### [What the task asks]
All of the material below is to be repeated exactly.
+++ Data to process +++
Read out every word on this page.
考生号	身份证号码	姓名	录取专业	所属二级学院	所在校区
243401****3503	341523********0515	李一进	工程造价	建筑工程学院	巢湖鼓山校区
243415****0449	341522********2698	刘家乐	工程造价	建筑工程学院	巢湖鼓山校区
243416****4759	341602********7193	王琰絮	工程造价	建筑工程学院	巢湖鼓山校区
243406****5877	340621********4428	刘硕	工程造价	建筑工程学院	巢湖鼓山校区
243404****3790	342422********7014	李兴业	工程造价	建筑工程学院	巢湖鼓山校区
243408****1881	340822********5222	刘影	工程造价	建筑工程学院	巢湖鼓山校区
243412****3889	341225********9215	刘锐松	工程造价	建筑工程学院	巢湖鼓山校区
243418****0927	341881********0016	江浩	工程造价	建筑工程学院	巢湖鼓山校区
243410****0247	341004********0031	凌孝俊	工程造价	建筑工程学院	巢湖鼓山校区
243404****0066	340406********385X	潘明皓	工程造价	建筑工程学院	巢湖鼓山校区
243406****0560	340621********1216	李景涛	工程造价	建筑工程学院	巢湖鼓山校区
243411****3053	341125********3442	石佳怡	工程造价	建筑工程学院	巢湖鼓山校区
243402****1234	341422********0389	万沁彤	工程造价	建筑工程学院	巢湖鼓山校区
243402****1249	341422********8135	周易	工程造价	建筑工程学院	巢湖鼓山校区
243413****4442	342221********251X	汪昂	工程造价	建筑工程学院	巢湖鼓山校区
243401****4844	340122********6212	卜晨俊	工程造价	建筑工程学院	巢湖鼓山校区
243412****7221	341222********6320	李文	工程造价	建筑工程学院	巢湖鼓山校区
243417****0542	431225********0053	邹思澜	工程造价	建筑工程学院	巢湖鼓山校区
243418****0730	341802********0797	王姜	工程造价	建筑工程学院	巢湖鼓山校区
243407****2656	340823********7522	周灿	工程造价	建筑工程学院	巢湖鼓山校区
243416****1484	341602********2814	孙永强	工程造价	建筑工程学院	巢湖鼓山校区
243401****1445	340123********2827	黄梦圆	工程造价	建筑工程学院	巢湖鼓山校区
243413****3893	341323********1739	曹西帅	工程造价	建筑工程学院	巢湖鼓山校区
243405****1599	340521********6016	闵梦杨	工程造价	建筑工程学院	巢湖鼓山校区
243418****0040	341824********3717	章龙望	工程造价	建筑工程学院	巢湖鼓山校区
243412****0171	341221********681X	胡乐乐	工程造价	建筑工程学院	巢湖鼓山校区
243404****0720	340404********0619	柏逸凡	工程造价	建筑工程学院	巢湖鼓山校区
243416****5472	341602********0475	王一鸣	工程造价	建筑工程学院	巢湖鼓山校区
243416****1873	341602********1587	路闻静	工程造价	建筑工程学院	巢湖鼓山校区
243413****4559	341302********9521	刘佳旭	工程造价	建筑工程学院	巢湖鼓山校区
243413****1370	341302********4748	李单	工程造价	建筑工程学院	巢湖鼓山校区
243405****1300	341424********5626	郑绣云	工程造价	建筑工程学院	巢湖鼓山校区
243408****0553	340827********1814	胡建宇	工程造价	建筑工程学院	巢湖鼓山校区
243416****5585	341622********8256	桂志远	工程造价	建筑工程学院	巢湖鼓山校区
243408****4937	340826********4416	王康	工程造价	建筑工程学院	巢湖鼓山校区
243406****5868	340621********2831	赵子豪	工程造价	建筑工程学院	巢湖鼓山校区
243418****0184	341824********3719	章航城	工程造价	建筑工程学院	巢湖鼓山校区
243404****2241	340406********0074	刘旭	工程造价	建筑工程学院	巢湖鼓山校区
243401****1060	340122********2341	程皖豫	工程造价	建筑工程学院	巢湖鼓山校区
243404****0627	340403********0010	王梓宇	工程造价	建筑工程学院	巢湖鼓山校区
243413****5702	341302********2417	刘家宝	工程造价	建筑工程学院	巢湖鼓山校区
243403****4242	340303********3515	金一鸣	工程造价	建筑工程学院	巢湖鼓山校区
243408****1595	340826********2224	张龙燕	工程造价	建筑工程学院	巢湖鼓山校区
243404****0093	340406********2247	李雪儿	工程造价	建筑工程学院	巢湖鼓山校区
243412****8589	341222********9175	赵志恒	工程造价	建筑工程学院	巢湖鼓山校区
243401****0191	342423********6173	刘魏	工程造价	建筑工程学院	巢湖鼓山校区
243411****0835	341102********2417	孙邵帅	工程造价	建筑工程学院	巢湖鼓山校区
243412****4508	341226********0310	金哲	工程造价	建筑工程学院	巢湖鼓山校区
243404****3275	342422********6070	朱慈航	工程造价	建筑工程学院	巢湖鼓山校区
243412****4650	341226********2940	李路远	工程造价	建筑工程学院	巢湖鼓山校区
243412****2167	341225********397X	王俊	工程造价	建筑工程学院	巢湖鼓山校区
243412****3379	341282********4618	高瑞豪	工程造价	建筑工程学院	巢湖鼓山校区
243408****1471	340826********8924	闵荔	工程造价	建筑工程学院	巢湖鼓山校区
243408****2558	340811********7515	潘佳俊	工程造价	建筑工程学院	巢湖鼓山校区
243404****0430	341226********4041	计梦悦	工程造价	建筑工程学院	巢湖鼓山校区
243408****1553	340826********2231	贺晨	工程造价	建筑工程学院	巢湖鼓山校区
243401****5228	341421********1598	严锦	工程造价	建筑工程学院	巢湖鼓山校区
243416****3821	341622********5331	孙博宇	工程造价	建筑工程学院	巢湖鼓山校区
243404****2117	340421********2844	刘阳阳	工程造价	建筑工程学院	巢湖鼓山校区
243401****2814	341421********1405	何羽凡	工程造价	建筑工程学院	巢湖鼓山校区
+++
### [Finished task]
Read out every word on this page.
考生号	身份证号码	姓名	录取专业	所属二级学院	所在校区
243401****3503	341523********0515	李一进	工程造价	建筑工程学院	巢湖鼓山校区
243415****0449	341522********2698	刘家乐	工程造价	建筑工程学院	巢湖鼓山校区
243416****4759	341602********7193	王琰絮	工程造价	建筑工程学院	巢湖鼓山校区
243406****5877	340621********4428	刘硕	工程造价	建筑工程学院	巢湖鼓山校区
243404****3790	342422********7014	李兴业	工程造价	建筑工程学院	巢湖鼓山校区
243408****1881	340822********5222	刘影	工程造价	建筑工程学院	巢湖鼓山校区
243412****3889	341225********9215	刘锐松	工程造价	建筑工程学院	巢湖鼓山校区
243418****0927	341881********0016	江浩	工程造价	建筑工程学院	巢湖鼓山校区
243410****0247	341004********0031	凌孝俊	工程造价	建筑工程学院	巢湖鼓山校区
243404****0066	340406********385X	潘明皓	工程造价	建筑工程学院	巢湖鼓山校区
243406****0560	340621********1216	李景涛	工程造价	建筑工程学院	巢湖鼓山校区
243411****3053	341125********3442	石佳怡	工程造价	建筑工程学院	巢湖鼓山校区
243402****1234	341422********0389	万沁彤	工程造价	建筑工程学院	巢湖鼓山校区
243402****1249	341422********8135	周易	工程造价	建筑工程学院	巢湖鼓山校区
243413****4442	342221********251X	汪昂	工程造价	建筑工程学院	巢湖鼓山校区
243401****4844	340122********6212	卜晨俊	工程造价	建筑工程学院	巢湖鼓山校区
243412****7221	341222********6320	李文	工程造价	建筑工程学院	巢湖鼓山校区
243417****0542	431225********0053	邹思澜	工程造价	建筑工程学院	巢湖鼓山校区
243418****0730	341802********0797	王姜	工程造价	建筑工程学院	巢湖鼓山校区
243407****2656	340823********7522	周灿	工程造价	建筑工程学院	巢湖鼓山校区
243416****1484	341602********2814	孙永强	工程造价	建筑工程学院	巢湖鼓山校区
243401****1445	340123********2827	黄梦圆	工程造价	建筑工程学院	巢湖鼓山校区
243413****3893	341323********1739	曹西帅	工程造价	建筑工程学院	巢湖鼓山校区
243405****1599	340521********6016	闵梦杨	工程造价	建筑工程学院	巢湖鼓山校区
243418****0040	341824********3717	章龙望	工程造价	建筑工程学院	巢湖鼓山校区
243412****0171	341221********681X	胡乐乐	工程造价	建筑工程学院	巢湖鼓山校区
243404****0720	340404********0619	柏逸凡	工程造价	建筑工程学院	巢湖鼓山校区
243416****5472	341602********0475	王一鸣	工程造价	建筑工程学院	巢湖鼓山校区
243416****1873	341602********1587	路闻静	工程造价	建筑工程学院	巢湖鼓山校区
243413****4559	341302********9521	刘佳旭	工程造价	建筑工程学院	巢湖鼓山校区
243413****1370	341302********4748	李单	工程造价	建筑工程学院	巢湖鼓山校区
243405****1300	341424********5626	郑绣云	工程造价	建筑工程学院	巢湖鼓山校区
243408****0553	340827********1814	胡建宇	工程造价	建筑工程学院	巢湖鼓山校区
243416****5585	341622********8256	桂志远	工程造价	建筑工程学院	巢湖鼓山校区
243408****4937	340826********4416	王康	工程造价	建筑工程学院	巢湖鼓山校区
243406****5868	340621********2831	赵子豪	工程造价	建筑工程学院	巢湖鼓山校区
243418****0184	341824********3719	章航城	工程造价	建筑工程学院	巢湖鼓山校区
243404****2241	340406********0074	刘旭	工程造价	建筑工程学院	巢湖鼓山校区
243401****1060	340122********2341	程皖豫	工程造价	建筑工程学院	巢湖鼓山校区
243404****0627	340403********0010	王梓宇	工程造价	建筑工程学院	巢湖鼓山校区
243413****5702	341302********2417	刘家宝	工程造价	建筑工程学院	巢湖鼓山校区
243403****4242	340303********3515	金一鸣	工程造价	建筑工程学院	巢湖鼓山校区
243408****1595	340826********2224	张龙燕	工程造价	建筑工程学院	巢湖鼓山校区
243404****0093	340406********2247	李雪儿	工程造价	建筑工程学院	巢湖鼓山校区
243412****8589	341222********9175	赵志恒	工程造价	建筑工程学院	巢湖鼓山校区
243401****0191	342423********6173	刘魏	工程造价	建筑工程学院	巢湖鼓山校区
243411****0835	341102********2417	孙邵帅	工程造价	建筑工程学院	巢湖鼓山校区
243412****4508	341226********0310	金哲	工程造价	建筑工程学院	巢湖鼓山校区
243404****3275	342422********6070	朱慈航	工程造价	建筑工程学院	巢湖鼓山校区
243412****4650	341226********2940	李路远	工程造价	建筑工程学院	巢湖鼓山校区
243412****2167	341225********397X	王俊	工程造价	建筑工程学院	巢湖鼓山校区
243412****3379	341282********4618	高瑞豪	工程造价	建筑工程学院	巢湖鼓山校区
243408****1471	340826********8924	闵荔	工程造价	建筑工程学院	巢湖鼓山校区
243408****2558	340811********7515	潘佳俊	工程造价	建筑工程学院	巢湖鼓山校区
243404****0430	341226********4041	计梦悦	工程造价	建筑工程学院	巢湖鼓山校区
243408****1553	340826********2231	贺晨	工程造价	建筑工程学院	巢湖鼓山校区
243401****5228	341421********1598	严锦	工程造价	建筑工程学院	巢湖鼓山校区
243416****3821	341622********5331	孙博宇	工程造价	建筑工程学院	巢湖鼓山校区
243404****2117	340421********2844	刘阳阳	工程造价	建筑工程学院	巢湖鼓山校区
243401****2814	341421********1405	何羽凡	工程造价	建筑工程学院	巢湖鼓山校区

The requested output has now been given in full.